— Aim of the task —
Determine which lines contain the word "title", then copy those lines.

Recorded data
[start]
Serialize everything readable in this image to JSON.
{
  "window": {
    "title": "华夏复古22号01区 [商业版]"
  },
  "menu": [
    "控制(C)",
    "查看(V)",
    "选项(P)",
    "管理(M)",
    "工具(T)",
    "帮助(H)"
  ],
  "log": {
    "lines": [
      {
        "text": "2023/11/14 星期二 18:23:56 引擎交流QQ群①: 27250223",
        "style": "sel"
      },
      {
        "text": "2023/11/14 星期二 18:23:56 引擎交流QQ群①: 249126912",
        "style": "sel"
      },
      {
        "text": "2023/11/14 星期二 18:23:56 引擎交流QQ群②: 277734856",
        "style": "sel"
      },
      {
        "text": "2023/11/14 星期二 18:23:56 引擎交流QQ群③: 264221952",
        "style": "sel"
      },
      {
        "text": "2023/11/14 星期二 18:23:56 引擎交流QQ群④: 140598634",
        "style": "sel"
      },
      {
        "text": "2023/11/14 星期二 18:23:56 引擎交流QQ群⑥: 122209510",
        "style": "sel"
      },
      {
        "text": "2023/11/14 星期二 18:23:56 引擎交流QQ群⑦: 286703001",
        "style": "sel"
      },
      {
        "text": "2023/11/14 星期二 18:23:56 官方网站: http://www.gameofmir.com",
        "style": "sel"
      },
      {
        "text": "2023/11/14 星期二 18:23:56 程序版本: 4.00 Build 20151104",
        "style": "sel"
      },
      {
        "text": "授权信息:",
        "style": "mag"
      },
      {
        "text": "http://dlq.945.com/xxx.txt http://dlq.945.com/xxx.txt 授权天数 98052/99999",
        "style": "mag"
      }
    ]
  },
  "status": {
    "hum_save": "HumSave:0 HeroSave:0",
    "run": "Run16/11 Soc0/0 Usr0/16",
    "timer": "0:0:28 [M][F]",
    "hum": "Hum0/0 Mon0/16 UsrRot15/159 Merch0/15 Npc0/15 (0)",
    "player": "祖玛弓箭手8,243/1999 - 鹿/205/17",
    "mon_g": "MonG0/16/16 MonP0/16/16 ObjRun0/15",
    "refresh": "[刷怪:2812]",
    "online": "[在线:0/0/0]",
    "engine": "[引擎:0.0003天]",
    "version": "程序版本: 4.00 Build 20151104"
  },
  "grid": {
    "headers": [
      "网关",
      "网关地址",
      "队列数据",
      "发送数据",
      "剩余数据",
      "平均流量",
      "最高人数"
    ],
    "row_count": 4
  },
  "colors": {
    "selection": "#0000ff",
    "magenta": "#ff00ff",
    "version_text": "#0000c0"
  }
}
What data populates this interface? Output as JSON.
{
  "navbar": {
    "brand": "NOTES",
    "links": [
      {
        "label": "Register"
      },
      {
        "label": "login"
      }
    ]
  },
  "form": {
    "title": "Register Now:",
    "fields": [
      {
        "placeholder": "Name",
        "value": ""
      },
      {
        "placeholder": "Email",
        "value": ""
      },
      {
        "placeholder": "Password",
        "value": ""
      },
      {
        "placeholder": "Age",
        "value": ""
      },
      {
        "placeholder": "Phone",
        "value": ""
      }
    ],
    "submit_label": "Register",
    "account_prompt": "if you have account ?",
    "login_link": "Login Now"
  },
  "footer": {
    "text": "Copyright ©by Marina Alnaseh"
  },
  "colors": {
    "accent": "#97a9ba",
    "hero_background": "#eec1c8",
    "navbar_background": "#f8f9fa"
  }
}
[end]
— Result for this exercise —
    "title": "华夏复古22号01区 [商业版]"
    "title": "Register Now:",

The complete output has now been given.